READING PASSAGE ->
(begin)

B. Examining the reasoning of the judgment below in light of the aforementioned legal principles and relevant regulations and the evidence duly admitted by the court below, the court below is just in finding Defendant 2 guilty of all the charges of this case (excluding the part on which the court below acquitted Defendant 2). Contrary to the allegations in the grounds of appeal, the court below did not err by misapprehending the law of logic and experience and exceeding the bounds of the principle of free evaluation of evidence, or by misapprehending the legal principles on political funds.

3. Conclusion

Therefore, all appeals are dismissed. It is so decided as per Disposition by the assent of all participating Justices, except for a dissenting opinion by Justice Lee In-bok, Justice Lee Sang-hoon, Justice Kim Yong-deok, Justice Park Poe-young, and Justice Kim So-young as to the judgment on Defendant 1’s appeal.

(end)

TASKS TO CARRY OUT ->
a – According to the court judgment excerpt, what happened to all the appeals?
b – In one to three sentences, explain why the court judgment excerpt upholds the finding of Defendant 2's guilt.
c – Write the next part of the court judgment excerpt, starting after its last sentence.
The data comes from a separate source and is unrelated to the court judgment.

GIVEN DATA ->

(begin)

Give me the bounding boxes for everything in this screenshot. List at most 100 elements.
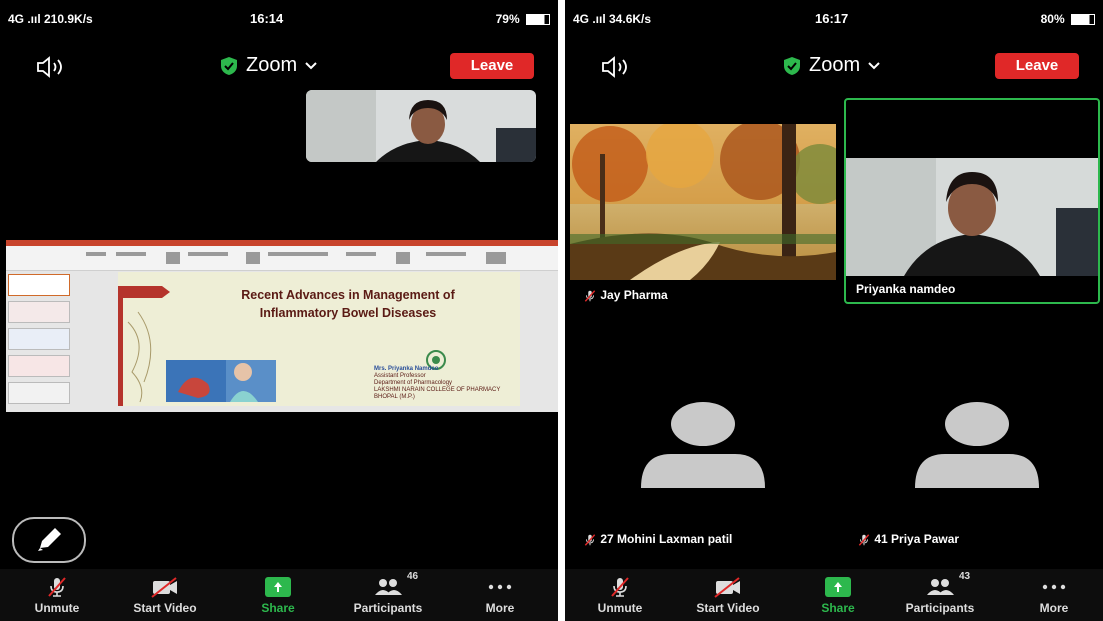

(end)

ANSWERS BY TASK ->
a – All appeals were dismissed.

b – The court reviewed the lower court's reasoning against the relevant legal principles and regulations and the evidence that court duly admitted. It found the guilty verdict on all charges proper, apart from the part where Defendant 2 was acquitted. It also held that the lower court had not misapprehended the law of logic and experience, exceeded the limits of free evaluation of evidence, or misapprehended the legal principles on political funds.

c –
4. Dissenting Opinion by Justice Lee In-bok, Justice Lee Sang-hoon, Justice Kim Yong-deok, Justice Park Poe-young, and Justice Kim So-young as to the determination on Defendant 1’s appeal

The majority opinion is just in recognizing the credibility of Non-Indicted 1's prosecutor's statement and recognizing the facts charged of this case against Defendant 1 as its main evidence, and there is no violation of law such as failing to exhaust all necessary deliberations or exceeding the bounds of the principle of free evaluation of evidence.

However, we cannot agree with the majority opinion for the following reasons. Of the judgment below, the part against Defendant 1 should be reversed.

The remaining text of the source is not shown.